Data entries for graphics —
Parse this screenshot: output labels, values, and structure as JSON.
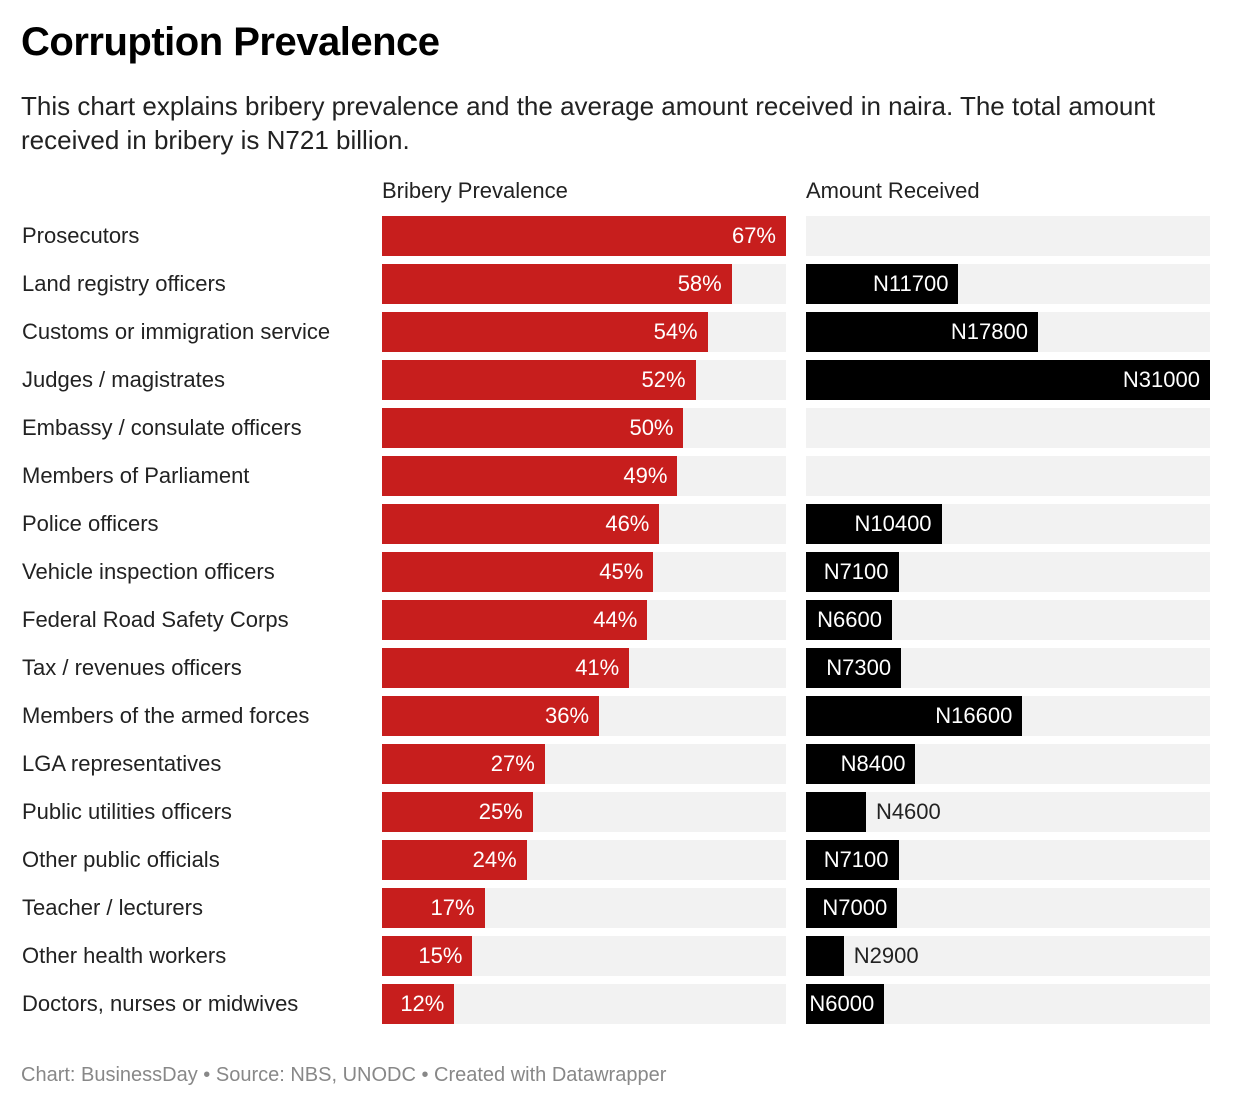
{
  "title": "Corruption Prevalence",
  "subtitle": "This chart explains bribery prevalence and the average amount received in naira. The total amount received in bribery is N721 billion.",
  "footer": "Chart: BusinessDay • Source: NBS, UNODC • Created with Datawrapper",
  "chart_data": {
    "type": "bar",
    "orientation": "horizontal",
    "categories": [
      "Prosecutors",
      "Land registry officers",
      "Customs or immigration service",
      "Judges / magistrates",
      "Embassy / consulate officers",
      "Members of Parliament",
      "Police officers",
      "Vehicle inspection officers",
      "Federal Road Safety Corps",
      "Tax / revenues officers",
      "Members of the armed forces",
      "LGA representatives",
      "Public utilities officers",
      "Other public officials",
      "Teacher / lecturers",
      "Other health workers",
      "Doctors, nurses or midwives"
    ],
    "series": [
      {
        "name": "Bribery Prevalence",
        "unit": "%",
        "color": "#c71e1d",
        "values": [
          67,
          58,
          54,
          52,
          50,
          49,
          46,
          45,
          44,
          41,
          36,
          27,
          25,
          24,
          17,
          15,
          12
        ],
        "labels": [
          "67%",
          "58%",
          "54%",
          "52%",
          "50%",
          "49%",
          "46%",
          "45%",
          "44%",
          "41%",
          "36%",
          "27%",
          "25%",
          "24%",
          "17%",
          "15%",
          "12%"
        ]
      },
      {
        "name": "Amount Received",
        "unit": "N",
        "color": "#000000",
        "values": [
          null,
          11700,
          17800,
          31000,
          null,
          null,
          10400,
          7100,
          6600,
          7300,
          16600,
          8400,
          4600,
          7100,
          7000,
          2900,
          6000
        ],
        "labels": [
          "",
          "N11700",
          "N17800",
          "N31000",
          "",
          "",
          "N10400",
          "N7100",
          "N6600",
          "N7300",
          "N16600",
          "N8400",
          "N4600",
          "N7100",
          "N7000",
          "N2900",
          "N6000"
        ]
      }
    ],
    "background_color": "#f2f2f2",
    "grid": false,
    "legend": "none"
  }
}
* * *
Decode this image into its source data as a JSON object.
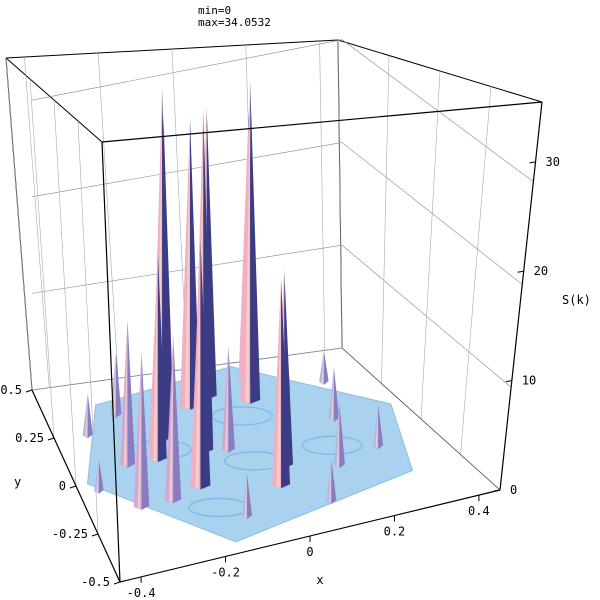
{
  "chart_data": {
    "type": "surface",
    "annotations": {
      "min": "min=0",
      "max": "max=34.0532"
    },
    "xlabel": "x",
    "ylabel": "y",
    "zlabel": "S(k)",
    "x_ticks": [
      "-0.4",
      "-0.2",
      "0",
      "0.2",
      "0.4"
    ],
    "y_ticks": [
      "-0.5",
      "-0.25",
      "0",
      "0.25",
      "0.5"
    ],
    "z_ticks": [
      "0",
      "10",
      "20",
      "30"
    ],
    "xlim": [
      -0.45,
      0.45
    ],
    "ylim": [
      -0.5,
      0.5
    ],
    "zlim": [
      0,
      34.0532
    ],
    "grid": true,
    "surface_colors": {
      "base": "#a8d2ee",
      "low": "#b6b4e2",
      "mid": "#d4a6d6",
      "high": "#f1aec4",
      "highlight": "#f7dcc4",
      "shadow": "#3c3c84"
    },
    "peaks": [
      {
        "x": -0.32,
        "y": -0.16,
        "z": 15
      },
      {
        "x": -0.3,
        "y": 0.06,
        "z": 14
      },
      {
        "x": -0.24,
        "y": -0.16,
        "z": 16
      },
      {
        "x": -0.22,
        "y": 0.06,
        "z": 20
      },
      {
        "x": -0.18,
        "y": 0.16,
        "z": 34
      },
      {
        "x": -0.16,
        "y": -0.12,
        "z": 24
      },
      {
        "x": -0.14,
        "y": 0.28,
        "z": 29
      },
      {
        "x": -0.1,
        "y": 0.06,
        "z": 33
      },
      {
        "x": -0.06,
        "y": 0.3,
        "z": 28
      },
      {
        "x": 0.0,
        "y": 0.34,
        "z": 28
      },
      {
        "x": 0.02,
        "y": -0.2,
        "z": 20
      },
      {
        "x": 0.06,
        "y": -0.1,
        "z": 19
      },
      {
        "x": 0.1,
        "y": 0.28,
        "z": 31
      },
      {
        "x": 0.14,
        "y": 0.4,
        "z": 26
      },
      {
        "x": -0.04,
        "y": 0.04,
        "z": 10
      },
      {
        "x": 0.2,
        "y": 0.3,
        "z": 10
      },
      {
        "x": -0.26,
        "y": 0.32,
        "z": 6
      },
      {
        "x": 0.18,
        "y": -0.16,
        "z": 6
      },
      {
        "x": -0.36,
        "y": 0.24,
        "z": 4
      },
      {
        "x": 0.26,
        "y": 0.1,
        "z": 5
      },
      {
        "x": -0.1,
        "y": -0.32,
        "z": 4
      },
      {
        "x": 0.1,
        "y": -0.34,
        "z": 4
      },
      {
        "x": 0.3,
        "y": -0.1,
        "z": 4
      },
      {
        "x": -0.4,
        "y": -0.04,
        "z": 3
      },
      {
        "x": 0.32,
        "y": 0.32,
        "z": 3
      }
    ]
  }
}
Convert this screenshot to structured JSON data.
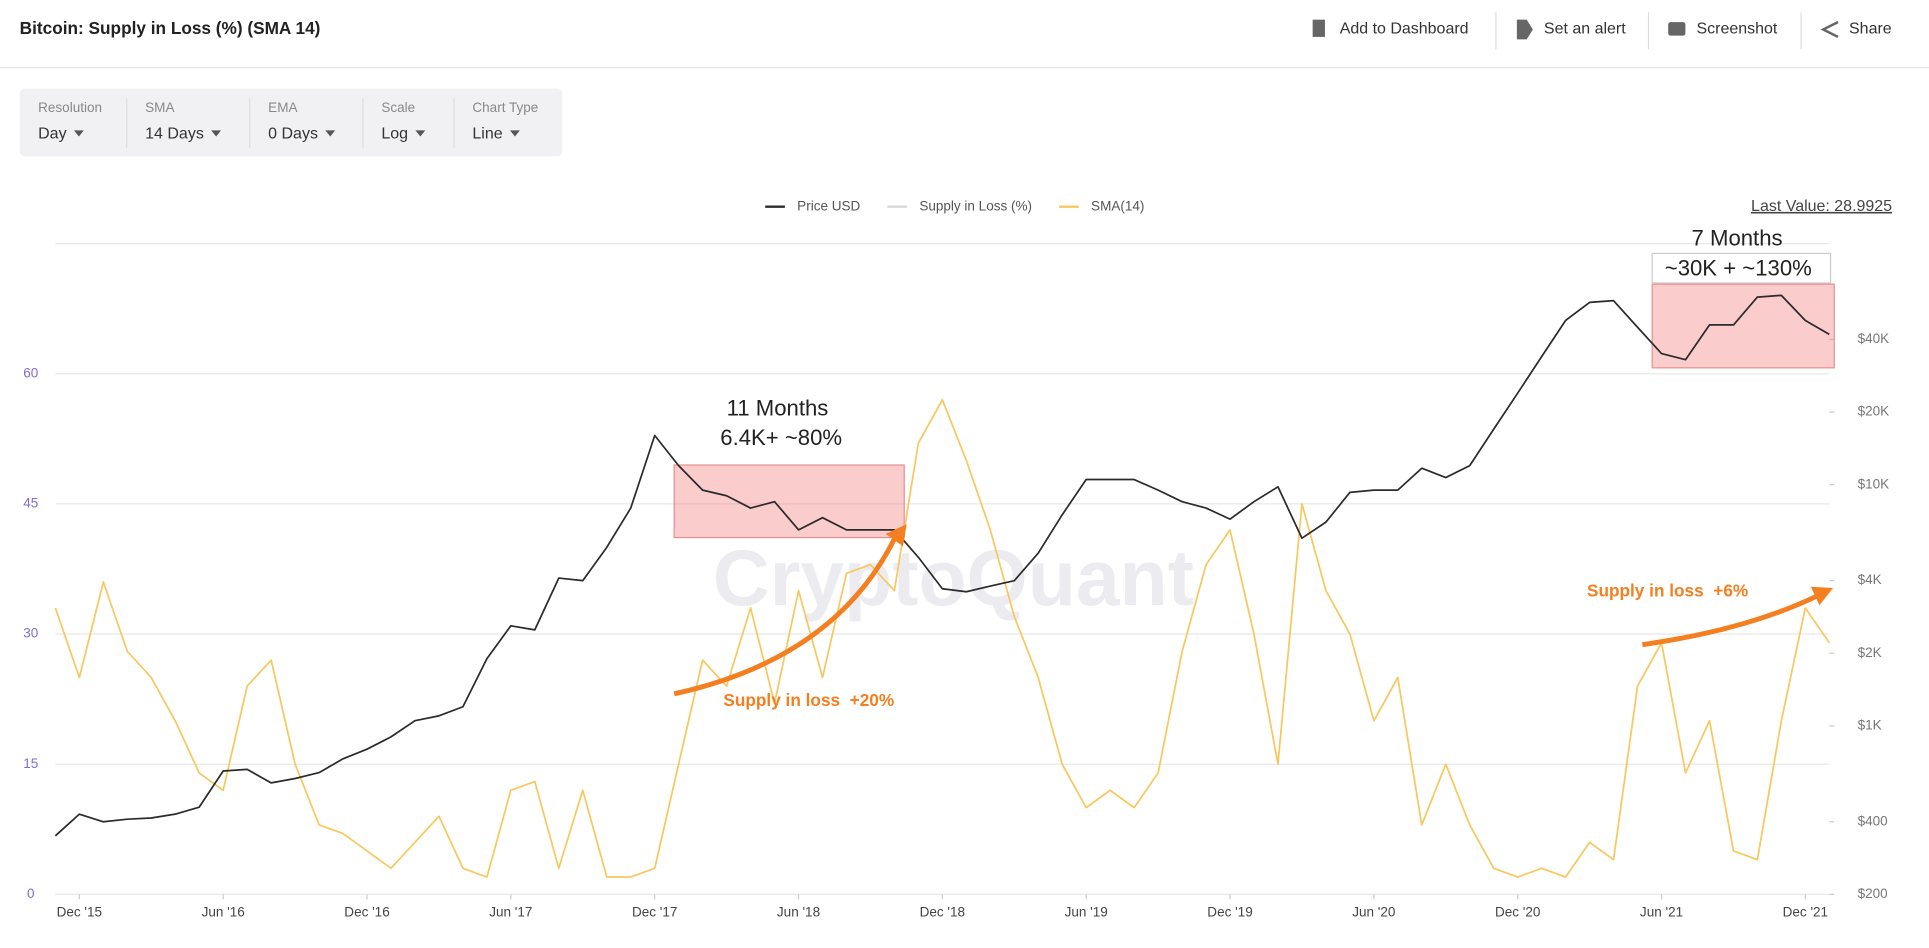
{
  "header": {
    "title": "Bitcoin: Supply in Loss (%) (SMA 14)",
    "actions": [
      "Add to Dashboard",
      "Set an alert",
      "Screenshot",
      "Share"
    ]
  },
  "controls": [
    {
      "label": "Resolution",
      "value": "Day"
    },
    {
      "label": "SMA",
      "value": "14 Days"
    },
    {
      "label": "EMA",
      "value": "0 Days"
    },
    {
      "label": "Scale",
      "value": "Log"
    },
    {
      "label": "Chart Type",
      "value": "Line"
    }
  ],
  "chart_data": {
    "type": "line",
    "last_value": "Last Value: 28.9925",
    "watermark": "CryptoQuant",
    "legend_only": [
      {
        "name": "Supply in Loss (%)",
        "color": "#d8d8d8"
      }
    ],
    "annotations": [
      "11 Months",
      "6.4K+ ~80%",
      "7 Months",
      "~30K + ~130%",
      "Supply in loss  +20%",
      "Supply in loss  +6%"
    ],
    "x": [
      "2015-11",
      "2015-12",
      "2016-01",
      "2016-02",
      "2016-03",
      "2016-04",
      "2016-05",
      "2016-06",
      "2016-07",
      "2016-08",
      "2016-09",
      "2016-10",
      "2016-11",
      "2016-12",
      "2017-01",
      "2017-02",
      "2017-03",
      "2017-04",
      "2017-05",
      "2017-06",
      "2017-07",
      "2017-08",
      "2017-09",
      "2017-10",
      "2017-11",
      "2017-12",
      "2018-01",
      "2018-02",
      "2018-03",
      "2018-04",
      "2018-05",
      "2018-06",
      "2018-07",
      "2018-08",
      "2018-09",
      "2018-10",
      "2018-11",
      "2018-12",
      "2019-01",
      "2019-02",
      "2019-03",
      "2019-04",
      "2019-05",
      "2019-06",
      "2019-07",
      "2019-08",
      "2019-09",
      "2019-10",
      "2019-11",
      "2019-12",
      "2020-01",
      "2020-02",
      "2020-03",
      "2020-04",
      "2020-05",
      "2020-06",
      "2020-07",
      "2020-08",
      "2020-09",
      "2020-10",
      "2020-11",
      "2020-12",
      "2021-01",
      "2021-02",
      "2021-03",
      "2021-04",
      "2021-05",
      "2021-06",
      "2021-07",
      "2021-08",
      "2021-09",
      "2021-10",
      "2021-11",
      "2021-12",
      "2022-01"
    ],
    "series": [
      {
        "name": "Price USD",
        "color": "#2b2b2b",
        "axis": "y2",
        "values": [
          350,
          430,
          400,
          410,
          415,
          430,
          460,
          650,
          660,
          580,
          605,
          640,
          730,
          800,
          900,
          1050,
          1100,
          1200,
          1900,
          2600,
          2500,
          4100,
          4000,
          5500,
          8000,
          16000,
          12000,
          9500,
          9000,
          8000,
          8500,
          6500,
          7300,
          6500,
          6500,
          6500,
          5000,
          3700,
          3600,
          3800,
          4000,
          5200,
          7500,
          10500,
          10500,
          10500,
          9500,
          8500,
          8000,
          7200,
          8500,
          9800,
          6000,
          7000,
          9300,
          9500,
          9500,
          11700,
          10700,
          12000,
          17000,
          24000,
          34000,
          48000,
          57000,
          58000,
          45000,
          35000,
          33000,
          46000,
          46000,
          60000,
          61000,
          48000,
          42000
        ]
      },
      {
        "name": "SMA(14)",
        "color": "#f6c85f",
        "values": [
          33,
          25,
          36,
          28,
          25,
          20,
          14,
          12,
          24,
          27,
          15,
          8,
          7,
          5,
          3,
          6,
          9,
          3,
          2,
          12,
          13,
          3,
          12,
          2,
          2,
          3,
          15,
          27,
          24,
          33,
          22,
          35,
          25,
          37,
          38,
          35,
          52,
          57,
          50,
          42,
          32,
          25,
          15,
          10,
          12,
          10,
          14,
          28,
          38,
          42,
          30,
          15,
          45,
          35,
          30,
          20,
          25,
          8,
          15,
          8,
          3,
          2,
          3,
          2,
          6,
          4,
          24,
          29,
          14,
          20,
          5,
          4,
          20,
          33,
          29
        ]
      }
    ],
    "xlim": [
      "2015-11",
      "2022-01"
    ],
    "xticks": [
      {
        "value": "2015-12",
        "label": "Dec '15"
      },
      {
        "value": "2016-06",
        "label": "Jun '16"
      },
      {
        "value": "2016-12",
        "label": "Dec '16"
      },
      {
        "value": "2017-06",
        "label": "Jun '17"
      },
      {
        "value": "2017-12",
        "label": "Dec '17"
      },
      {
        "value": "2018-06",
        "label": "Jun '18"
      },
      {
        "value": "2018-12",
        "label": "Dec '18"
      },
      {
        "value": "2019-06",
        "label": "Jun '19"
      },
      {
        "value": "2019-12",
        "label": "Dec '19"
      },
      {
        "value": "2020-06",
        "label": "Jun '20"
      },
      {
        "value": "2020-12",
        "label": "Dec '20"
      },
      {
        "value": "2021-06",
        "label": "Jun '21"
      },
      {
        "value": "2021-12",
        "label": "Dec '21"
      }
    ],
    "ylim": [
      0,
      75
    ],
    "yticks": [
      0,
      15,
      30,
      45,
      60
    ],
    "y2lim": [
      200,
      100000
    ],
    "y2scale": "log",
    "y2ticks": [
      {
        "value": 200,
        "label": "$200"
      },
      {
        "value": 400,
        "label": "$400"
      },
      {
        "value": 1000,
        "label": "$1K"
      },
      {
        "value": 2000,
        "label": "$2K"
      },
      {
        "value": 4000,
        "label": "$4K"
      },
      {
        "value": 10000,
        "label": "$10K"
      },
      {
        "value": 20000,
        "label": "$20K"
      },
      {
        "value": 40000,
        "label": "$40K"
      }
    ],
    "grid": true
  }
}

DESCRIPTION OF THE TASK — List the lines that contain the word "officers".

RESPONSE BELOW —
      "Land registry officers",
      "Embassy / consulate officers",
      "Police officers",
      "Vehicle inspection officers",
      "Tax / revenues officers",
      "Public utilities officers",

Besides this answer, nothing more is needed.